▸ Stated problem
In the records below, locate the line containing "Give me the", then extract it and all following lines exactly, ending with the last line.

▸ Material provided
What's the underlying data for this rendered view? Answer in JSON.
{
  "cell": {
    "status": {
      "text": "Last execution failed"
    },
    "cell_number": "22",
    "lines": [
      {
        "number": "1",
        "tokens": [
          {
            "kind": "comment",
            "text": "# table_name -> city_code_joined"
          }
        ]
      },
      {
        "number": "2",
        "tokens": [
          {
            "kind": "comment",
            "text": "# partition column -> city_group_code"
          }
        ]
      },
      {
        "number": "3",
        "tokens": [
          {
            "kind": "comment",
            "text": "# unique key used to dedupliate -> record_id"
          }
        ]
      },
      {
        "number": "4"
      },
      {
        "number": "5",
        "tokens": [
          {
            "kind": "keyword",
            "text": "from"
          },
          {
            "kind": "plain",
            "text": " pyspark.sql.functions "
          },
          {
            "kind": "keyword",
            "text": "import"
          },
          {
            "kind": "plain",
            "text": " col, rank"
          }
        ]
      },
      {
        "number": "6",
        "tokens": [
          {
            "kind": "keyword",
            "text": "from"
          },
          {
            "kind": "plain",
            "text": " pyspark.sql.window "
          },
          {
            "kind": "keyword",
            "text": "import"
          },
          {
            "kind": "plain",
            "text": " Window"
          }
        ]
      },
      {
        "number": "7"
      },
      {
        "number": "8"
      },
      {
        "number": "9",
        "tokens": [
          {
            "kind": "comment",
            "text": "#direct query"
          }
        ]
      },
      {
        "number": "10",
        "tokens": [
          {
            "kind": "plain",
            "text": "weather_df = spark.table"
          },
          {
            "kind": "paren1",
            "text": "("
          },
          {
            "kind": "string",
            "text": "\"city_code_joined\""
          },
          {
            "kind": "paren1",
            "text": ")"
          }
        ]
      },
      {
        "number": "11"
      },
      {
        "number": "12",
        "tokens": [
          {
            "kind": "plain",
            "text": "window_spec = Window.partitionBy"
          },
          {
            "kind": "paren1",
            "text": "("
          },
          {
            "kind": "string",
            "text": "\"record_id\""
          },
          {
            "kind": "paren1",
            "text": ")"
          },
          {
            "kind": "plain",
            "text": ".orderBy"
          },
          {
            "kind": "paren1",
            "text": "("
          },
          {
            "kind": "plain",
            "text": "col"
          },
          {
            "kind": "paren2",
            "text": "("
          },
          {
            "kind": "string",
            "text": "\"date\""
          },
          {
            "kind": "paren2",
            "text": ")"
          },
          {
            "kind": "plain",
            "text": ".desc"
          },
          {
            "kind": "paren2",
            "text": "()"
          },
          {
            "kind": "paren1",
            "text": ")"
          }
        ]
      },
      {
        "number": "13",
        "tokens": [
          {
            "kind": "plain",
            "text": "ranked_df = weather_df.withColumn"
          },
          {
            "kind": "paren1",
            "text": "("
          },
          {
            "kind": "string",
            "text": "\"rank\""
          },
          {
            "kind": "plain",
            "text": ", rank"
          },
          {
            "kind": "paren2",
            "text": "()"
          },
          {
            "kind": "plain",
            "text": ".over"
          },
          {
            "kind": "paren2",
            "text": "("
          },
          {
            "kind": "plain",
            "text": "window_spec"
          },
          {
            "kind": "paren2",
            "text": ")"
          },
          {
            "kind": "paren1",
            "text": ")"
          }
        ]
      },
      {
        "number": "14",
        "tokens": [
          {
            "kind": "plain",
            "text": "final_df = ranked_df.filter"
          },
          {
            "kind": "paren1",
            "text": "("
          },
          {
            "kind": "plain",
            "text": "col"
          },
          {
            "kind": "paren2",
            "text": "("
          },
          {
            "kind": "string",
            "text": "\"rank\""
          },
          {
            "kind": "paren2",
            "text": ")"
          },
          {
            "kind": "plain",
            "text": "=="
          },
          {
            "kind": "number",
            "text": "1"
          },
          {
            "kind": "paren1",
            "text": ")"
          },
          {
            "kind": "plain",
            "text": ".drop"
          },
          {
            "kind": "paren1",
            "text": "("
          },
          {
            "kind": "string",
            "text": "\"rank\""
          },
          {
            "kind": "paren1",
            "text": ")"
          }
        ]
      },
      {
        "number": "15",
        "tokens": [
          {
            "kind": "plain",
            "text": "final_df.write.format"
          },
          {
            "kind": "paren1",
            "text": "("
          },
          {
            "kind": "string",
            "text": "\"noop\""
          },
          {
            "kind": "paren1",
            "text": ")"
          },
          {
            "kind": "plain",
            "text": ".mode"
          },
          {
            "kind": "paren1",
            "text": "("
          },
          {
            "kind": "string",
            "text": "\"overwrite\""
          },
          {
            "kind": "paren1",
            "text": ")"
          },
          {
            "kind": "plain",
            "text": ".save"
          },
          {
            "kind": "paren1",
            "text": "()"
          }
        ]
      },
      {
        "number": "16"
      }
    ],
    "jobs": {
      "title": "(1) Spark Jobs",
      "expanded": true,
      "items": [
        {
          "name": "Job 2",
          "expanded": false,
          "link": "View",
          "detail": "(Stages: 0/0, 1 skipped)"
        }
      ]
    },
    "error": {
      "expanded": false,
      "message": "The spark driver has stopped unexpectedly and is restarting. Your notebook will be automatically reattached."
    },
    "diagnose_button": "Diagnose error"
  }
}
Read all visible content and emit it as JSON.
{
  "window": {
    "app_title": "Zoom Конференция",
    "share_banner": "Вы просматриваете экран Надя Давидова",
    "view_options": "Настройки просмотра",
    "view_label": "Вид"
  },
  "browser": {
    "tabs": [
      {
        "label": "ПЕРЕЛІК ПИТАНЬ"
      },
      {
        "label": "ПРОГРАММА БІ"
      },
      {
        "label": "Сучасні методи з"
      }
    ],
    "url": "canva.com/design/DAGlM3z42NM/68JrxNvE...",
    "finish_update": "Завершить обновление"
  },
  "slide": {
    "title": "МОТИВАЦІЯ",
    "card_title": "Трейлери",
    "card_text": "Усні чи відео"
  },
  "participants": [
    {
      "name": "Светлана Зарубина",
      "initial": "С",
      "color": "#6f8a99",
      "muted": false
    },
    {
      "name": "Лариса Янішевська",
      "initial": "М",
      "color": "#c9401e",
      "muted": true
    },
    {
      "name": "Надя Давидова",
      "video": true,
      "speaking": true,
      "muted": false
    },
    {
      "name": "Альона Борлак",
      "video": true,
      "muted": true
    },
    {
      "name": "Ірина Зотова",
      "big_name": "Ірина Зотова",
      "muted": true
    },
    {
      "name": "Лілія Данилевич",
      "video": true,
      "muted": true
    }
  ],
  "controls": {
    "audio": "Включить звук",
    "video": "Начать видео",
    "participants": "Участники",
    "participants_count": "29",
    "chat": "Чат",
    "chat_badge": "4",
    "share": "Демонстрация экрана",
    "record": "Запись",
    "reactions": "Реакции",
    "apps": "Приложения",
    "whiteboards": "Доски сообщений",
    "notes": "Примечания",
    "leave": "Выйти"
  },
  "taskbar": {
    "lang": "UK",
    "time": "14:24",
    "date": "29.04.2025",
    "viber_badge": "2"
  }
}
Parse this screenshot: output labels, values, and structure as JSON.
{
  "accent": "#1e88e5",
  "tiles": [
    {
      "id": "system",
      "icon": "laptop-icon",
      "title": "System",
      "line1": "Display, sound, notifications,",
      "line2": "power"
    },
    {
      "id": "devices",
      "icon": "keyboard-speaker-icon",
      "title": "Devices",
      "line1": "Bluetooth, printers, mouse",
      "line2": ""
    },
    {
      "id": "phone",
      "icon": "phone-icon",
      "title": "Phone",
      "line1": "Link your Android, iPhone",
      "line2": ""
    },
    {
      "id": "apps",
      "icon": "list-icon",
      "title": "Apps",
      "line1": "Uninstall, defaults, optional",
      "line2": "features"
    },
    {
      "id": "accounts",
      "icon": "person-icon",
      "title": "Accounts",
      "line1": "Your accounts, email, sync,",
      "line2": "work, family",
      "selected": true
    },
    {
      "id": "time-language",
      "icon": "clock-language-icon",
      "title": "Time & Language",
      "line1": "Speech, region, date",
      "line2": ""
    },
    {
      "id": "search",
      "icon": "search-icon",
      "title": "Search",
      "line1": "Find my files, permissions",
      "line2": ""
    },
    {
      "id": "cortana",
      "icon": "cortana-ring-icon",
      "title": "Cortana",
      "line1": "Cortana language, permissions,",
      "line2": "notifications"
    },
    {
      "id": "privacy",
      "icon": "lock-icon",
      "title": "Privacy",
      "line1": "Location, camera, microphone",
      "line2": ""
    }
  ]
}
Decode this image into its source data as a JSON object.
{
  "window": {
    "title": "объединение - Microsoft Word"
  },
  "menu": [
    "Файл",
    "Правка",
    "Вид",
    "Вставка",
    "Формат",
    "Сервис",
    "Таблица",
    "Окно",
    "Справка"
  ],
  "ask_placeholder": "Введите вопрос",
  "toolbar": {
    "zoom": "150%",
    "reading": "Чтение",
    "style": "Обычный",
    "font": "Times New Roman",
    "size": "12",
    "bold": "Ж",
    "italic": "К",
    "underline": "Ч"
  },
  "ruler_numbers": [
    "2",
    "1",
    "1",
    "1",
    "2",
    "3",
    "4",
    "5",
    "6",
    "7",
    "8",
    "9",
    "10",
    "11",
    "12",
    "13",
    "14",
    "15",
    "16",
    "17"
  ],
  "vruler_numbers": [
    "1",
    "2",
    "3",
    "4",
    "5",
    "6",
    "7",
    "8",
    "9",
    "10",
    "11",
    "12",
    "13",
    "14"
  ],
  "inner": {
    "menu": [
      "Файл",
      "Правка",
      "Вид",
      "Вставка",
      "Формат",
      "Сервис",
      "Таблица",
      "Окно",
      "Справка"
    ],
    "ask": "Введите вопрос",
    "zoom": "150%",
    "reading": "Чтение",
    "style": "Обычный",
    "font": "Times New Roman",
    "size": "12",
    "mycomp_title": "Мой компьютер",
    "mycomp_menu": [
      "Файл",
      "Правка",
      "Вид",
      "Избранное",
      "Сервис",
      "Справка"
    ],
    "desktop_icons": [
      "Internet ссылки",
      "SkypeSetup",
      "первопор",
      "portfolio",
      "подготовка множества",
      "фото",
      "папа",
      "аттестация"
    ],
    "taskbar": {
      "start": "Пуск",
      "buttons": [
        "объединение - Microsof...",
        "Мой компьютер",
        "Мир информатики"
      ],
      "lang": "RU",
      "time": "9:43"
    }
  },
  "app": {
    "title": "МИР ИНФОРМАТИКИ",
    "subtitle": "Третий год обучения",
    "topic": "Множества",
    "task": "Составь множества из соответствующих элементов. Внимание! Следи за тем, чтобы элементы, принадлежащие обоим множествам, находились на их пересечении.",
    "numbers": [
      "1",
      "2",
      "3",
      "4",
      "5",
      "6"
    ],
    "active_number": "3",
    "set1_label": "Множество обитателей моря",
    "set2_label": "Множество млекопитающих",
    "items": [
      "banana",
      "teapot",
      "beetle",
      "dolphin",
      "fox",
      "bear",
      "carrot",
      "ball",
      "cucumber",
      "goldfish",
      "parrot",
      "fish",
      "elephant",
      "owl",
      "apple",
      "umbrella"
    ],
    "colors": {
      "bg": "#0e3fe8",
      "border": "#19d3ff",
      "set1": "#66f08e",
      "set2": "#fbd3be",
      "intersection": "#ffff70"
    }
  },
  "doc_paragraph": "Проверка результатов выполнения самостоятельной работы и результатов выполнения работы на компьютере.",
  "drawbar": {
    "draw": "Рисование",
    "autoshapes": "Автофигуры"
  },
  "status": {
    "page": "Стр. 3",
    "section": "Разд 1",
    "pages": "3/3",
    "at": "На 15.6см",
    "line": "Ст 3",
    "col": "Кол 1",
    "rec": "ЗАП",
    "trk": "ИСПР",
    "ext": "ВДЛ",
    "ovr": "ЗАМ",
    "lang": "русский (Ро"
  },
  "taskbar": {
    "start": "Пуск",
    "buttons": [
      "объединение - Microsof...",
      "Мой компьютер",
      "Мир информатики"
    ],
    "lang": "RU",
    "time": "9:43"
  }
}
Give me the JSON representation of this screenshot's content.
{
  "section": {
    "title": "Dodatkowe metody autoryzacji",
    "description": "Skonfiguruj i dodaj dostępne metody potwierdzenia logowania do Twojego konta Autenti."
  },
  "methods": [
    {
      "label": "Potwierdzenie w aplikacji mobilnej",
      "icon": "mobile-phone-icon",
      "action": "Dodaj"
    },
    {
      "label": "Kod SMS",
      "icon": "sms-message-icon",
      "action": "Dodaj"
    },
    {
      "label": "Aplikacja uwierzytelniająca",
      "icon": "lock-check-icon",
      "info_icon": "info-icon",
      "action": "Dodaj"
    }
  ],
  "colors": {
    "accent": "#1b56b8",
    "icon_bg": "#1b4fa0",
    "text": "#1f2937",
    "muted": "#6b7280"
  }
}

▸ Response to the exercise
Give me the JSON representation of this screenshot's content.
{
  "section": {
    "title": "Dodatkowe metody autoryzacji",
    "description": "Skonfiguruj i dodaj dostępne metody potwierdzenia logowania do Twojego konta Autenti."
  },
  "methods": [
    {
      "label": "Potwierdzenie w aplikacji mobilnej",
      "icon": "mobile-phone-icon",
      "action": "Dodaj"
    },
    {
      "label": "Kod SMS",
      "icon": "sms-message-icon",
      "action": "Dodaj"
    },
    {
      "label": "Aplikacja uwierzytelniająca",
      "icon": "lock-check-icon",
      "info_icon": "info-icon",
      "action": "Dodaj"
    }
  ],
  "colors": {
    "accent": "#1b56b8",
    "icon_bg": "#1b4fa0",
    "text": "#1f2937",
    "muted": "#6b7280"
  }
}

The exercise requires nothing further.